* [What to produce]
All of the listing below must be repeated word for word. Pictures are the only thing to omit.

* [Available data]

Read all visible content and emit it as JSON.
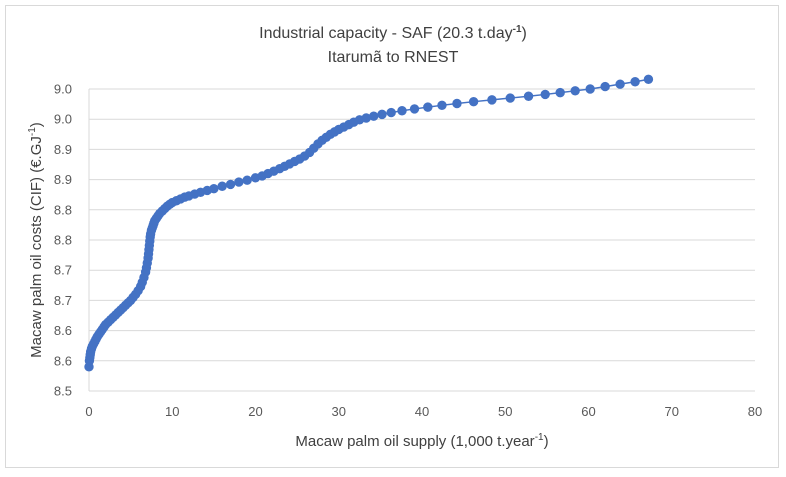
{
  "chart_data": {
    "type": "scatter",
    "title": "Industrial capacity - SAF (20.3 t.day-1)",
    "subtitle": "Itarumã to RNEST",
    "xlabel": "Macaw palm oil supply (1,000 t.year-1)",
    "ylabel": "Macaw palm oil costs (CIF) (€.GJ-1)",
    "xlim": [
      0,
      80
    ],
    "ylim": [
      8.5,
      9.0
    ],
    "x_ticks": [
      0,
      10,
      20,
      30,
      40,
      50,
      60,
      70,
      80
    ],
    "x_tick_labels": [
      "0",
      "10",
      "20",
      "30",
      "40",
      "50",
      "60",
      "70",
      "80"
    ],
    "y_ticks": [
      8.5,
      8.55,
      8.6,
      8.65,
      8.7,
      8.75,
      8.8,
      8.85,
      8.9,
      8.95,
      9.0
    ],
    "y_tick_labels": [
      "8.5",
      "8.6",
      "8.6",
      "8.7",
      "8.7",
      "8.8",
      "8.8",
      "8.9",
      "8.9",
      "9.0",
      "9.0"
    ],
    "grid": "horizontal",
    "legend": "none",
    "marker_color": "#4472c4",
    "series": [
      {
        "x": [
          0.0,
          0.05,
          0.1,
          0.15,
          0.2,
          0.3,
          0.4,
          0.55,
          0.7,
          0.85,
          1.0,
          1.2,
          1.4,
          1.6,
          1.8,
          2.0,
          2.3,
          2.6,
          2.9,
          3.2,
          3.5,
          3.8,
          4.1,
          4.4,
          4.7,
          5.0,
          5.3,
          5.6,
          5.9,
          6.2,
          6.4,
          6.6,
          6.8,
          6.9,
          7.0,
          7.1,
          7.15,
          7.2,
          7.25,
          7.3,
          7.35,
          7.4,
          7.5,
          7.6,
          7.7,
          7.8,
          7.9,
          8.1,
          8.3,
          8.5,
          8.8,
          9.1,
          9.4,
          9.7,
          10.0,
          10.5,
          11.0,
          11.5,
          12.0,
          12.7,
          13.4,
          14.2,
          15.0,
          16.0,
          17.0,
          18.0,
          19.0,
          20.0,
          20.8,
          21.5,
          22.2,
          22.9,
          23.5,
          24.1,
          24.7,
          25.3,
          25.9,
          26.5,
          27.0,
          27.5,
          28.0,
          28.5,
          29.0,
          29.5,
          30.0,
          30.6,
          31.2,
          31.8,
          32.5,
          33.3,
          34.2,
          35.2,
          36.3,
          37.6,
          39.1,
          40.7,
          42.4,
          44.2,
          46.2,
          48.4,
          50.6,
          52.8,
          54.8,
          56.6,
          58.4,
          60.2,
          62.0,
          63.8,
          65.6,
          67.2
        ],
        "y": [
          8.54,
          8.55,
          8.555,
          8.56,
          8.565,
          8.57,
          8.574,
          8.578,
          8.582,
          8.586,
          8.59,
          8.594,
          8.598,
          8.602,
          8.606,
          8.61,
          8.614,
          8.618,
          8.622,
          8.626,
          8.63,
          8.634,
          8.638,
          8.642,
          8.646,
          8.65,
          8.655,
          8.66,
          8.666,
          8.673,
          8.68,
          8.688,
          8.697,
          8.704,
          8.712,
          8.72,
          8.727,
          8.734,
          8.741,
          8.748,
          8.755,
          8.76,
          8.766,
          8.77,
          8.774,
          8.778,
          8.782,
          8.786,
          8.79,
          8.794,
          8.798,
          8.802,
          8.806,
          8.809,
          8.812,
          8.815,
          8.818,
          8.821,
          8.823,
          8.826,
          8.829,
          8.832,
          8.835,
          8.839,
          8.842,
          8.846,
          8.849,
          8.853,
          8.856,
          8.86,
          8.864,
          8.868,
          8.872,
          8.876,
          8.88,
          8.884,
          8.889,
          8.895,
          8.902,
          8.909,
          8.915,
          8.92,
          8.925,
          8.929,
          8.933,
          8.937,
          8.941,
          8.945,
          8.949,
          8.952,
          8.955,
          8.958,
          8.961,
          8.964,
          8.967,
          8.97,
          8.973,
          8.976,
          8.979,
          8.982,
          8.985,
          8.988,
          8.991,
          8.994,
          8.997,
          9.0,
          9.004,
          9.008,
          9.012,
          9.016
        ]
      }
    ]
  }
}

* [Answer to the problem]
Read all visible content and emit it as JSON.
{
  "chart_data": {
    "type": "scatter",
    "title": "Industrial capacity - SAF (20.3 t.day-1)",
    "subtitle": "Itarumã to RNEST",
    "xlabel": "Macaw palm oil supply (1,000 t.year-1)",
    "ylabel": "Macaw palm oil costs (CIF) (€.GJ-1)",
    "xlim": [
      0,
      80
    ],
    "ylim": [
      8.5,
      9.0
    ],
    "x_ticks": [
      0,
      10,
      20,
      30,
      40,
      50,
      60,
      70,
      80
    ],
    "x_tick_labels": [
      "0",
      "10",
      "20",
      "30",
      "40",
      "50",
      "60",
      "70",
      "80"
    ],
    "y_ticks": [
      8.5,
      8.55,
      8.6,
      8.65,
      8.7,
      8.75,
      8.8,
      8.85,
      8.9,
      8.95,
      9.0
    ],
    "y_tick_labels": [
      "8.5",
      "8.6",
      "8.6",
      "8.7",
      "8.7",
      "8.8",
      "8.8",
      "8.9",
      "8.9",
      "9.0",
      "9.0"
    ],
    "grid": "horizontal",
    "legend": "none",
    "marker_color": "#4472c4",
    "series": [
      {
        "x": [
          0.0,
          0.05,
          0.1,
          0.15,
          0.2,
          0.3,
          0.4,
          0.55,
          0.7,
          0.85,
          1.0,
          1.2,
          1.4,
          1.6,
          1.8,
          2.0,
          2.3,
          2.6,
          2.9,
          3.2,
          3.5,
          3.8,
          4.1,
          4.4,
          4.7,
          5.0,
          5.3,
          5.6,
          5.9,
          6.2,
          6.4,
          6.6,
          6.8,
          6.9,
          7.0,
          7.1,
          7.15,
          7.2,
          7.25,
          7.3,
          7.35,
          7.4,
          7.5,
          7.6,
          7.7,
          7.8,
          7.9,
          8.1,
          8.3,
          8.5,
          8.8,
          9.1,
          9.4,
          9.7,
          10.0,
          10.5,
          11.0,
          11.5,
          12.0,
          12.7,
          13.4,
          14.2,
          15.0,
          16.0,
          17.0,
          18.0,
          19.0,
          20.0,
          20.8,
          21.5,
          22.2,
          22.9,
          23.5,
          24.1,
          24.7,
          25.3,
          25.9,
          26.5,
          27.0,
          27.5,
          28.0,
          28.5,
          29.0,
          29.5,
          30.0,
          30.6,
          31.2,
          31.8,
          32.5,
          33.3,
          34.2,
          35.2,
          36.3,
          37.6,
          39.1,
          40.7,
          42.4,
          44.2,
          46.2,
          48.4,
          50.6,
          52.8,
          54.8,
          56.6,
          58.4,
          60.2,
          62.0,
          63.8,
          65.6,
          67.2
        ],
        "y": [
          8.54,
          8.55,
          8.555,
          8.56,
          8.565,
          8.57,
          8.574,
          8.578,
          8.582,
          8.586,
          8.59,
          8.594,
          8.598,
          8.602,
          8.606,
          8.61,
          8.614,
          8.618,
          8.622,
          8.626,
          8.63,
          8.634,
          8.638,
          8.642,
          8.646,
          8.65,
          8.655,
          8.66,
          8.666,
          8.673,
          8.68,
          8.688,
          8.697,
          8.704,
          8.712,
          8.72,
          8.727,
          8.734,
          8.741,
          8.748,
          8.755,
          8.76,
          8.766,
          8.77,
          8.774,
          8.778,
          8.782,
          8.786,
          8.79,
          8.794,
          8.798,
          8.802,
          8.806,
          8.809,
          8.812,
          8.815,
          8.818,
          8.821,
          8.823,
          8.826,
          8.829,
          8.832,
          8.835,
          8.839,
          8.842,
          8.846,
          8.849,
          8.853,
          8.856,
          8.86,
          8.864,
          8.868,
          8.872,
          8.876,
          8.88,
          8.884,
          8.889,
          8.895,
          8.902,
          8.909,
          8.915,
          8.92,
          8.925,
          8.929,
          8.933,
          8.937,
          8.941,
          8.945,
          8.949,
          8.952,
          8.955,
          8.958,
          8.961,
          8.964,
          8.967,
          8.97,
          8.973,
          8.976,
          8.979,
          8.982,
          8.985,
          8.988,
          8.991,
          8.994,
          8.997,
          9.0,
          9.004,
          9.008,
          9.012,
          9.016
        ]
      }
    ]
  }
}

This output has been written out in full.